### Data shown ###
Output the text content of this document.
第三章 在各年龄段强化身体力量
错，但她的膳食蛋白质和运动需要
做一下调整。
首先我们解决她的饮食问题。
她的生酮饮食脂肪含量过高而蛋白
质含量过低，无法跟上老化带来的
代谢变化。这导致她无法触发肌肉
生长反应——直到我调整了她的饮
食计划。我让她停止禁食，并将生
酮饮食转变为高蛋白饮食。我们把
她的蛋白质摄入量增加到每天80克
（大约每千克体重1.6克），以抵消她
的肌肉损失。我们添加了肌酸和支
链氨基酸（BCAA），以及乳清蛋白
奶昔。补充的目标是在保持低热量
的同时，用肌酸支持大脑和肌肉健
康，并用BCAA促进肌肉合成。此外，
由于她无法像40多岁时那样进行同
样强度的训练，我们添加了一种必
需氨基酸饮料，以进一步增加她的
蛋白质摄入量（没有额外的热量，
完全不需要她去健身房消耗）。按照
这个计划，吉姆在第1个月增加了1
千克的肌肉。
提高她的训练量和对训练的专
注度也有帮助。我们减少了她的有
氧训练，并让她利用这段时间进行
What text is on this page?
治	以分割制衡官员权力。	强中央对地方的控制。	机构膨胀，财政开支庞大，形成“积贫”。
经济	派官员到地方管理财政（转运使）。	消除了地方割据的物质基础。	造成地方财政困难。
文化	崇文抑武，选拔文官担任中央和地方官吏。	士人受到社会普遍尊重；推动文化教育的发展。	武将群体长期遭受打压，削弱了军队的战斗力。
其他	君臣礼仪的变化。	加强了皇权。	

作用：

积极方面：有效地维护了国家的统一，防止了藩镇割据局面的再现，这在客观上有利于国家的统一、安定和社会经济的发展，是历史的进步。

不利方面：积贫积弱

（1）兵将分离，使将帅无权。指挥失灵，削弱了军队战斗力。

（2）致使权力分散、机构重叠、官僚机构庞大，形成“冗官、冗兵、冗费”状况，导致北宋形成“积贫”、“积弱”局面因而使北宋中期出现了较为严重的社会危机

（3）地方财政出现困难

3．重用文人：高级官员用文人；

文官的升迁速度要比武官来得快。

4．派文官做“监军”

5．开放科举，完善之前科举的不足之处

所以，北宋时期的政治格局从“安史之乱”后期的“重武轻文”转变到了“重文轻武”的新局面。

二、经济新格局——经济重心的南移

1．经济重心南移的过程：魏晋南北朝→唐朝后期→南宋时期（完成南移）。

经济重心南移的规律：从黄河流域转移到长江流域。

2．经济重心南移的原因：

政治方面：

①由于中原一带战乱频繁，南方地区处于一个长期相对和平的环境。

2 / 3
###
__Work required__: Each line in the material above must be retyped without alteration.

__Expected output__:
Output the text content of this document.
第三章 在各年龄段强化身体力量
错，但她的膳食蛋白质和运动需要
做一下调整。
首先我们解决她的饮食问题。
她的生酮饮食脂肪含量过高而蛋白
质含量过低，无法跟上老化带来的
代谢变化。这导致她无法触发肌肉
生长反应——直到我调整了她的饮
食计划。我让她停止禁食，并将生
酮饮食转变为高蛋白饮食。我们把
她的蛋白质摄入量增加到每天80克
（大约每千克体重1.6克），以抵消她
的肌肉损失。我们添加了肌酸和支
链氨基酸（BCAA），以及乳清蛋白
奶昔。补充的目标是在保持低热量
的同时，用肌酸支持大脑和肌肉健
康，并用BCAA促进肌肉合成。此外，
由于她无法像40多岁时那样进行同
样强度的训练，我们添加了一种必
需氨基酸饮料，以进一步增加她的
蛋白质摄入量（没有额外的热量，
完全不需要她去健身房消耗）。按照
这个计划，吉姆在第1个月增加了1
千克的肌肉。
提高她的训练量和对训练的专
注度也有帮助。我们减少了她的有
氧训练，并让她利用这段时间进行
What text is on this page?
治	以分割制衡官员权力。	强中央对地方的控制。	机构膨胀，财政开支庞大，形成“积贫”。
经济	派官员到地方管理财政（转运使）。	消除了地方割据的物质基础。	造成地方财政困难。
文化	崇文抑武，选拔文官担任中央和地方官吏。	士人受到社会普遍尊重；推动文化教育的发展。	武将群体长期遭受打压，削弱了军队的战斗力。
其他	君臣礼仪的变化。	加强了皇权。	

作用：

积极方面：有效地维护了国家的统一，防止了藩镇割据局面的再现，这在客观上有利于国家的统一、安定和社会经济的发展，是历史的进步。

不利方面：积贫积弱

（1）兵将分离，使将帅无权。指挥失灵，削弱了军队战斗力。

（2）致使权力分散、机构重叠、官僚机构庞大，形成“冗官、冗兵、冗费”状况，导致北宋形成“积贫”、“积弱”局面因而使北宋中期出现了较为严重的社会危机

（3）地方财政出现困难

3．重用文人：高级官员用文人；

文官的升迁速度要比武官来得快。

4．派文官做“监军”

5．开放科举，完善之前科举的不足之处

所以，北宋时期的政治格局从“安史之乱”后期的“重武轻文”转变到了“重文轻武”的新局面。

二、经济新格局——经济重心的南移

1．经济重心南移的过程：魏晋南北朝→唐朝后期→南宋时期（完成南移）。

经济重心南移的规律：从黄河流域转移到长江流域。

2．经济重心南移的原因：

政治方面：

①由于中原一带战乱频繁，南方地区处于一个长期相对和平的环境。

2 / 3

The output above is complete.